**WRITTEN PROBLEM:**
Find the lines holding "dash" and copy them.

**RECORDED DATA:**
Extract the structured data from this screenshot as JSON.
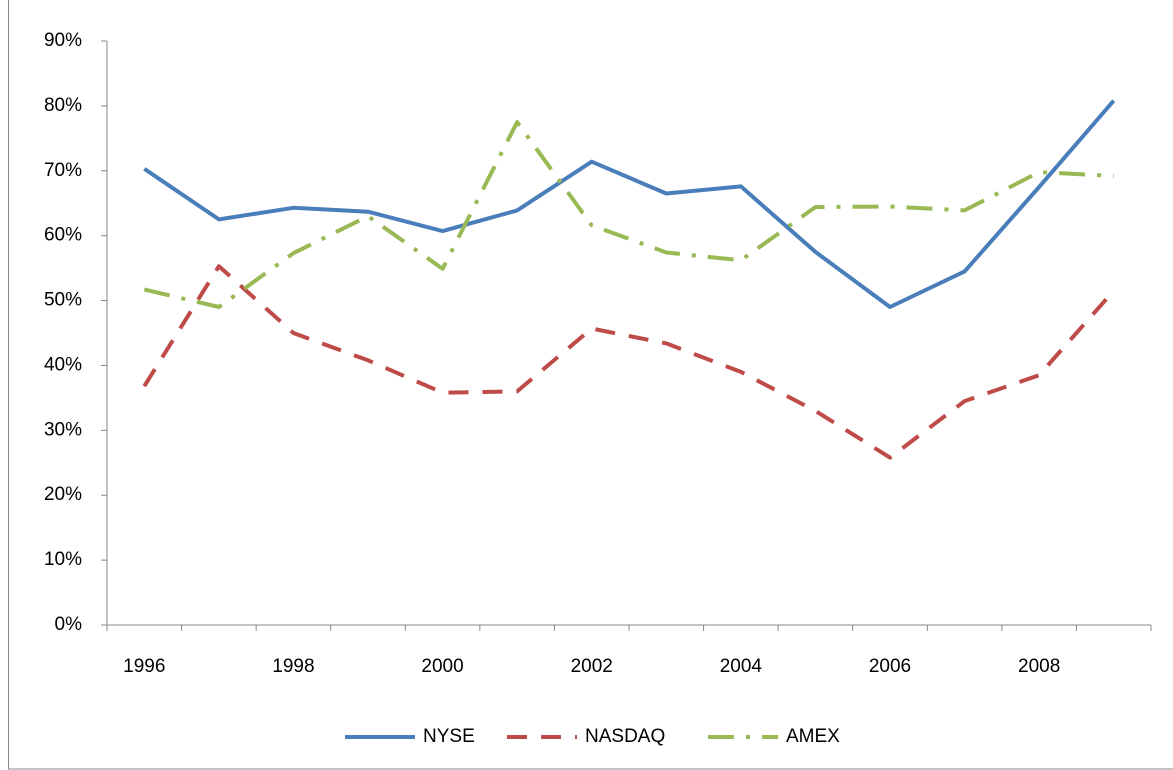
{
  "chart_data": {
    "type": "line",
    "categories": [
      "1996",
      null,
      "1998",
      null,
      "2000",
      null,
      "2002",
      null,
      "2004",
      null,
      "2006",
      null,
      "2008",
      null
    ],
    "series": [
      {
        "name": "NYSE",
        "color": "#4a7ebb",
        "dash": "solid",
        "values": [
          70.3,
          62.5,
          64.3,
          63.7,
          60.7,
          63.9,
          71.4,
          66.5,
          67.6,
          57.5,
          49.0,
          54.5,
          67.5,
          80.8
        ]
      },
      {
        "name": "NASDAQ",
        "color": "#be4b48",
        "dash": "dashed",
        "values": [
          36.8,
          55.3,
          45.0,
          40.8,
          35.8,
          36.0,
          45.7,
          43.4,
          39.0,
          33.0,
          25.8,
          34.5,
          38.5,
          51.5
        ]
      },
      {
        "name": "AMEX",
        "color": "#98b954",
        "dash": "dashdot",
        "values": [
          51.7,
          49.0,
          57.3,
          63.0,
          54.9,
          77.5,
          61.6,
          57.4,
          56.2,
          64.4,
          64.5,
          63.9,
          69.8,
          69.2
        ]
      }
    ],
    "ylim": [
      0,
      90
    ],
    "yticks": [
      {
        "value": 0,
        "label": "0%"
      },
      {
        "value": 10,
        "label": "10%"
      },
      {
        "value": 20,
        "label": "20%"
      },
      {
        "value": 30,
        "label": "30%"
      },
      {
        "value": 40,
        "label": "40%"
      },
      {
        "value": 50,
        "label": "50%"
      },
      {
        "value": 60,
        "label": "60%"
      },
      {
        "value": 70,
        "label": "70%"
      },
      {
        "value": 80,
        "label": "80%"
      },
      {
        "value": 90,
        "label": "90%"
      }
    ],
    "grid": false,
    "legend": "bottom"
  }
}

**EXPECTED OUTPUT:**
        "dash": "solid",
        "dash": "dashed",
        "dash": "dashdot",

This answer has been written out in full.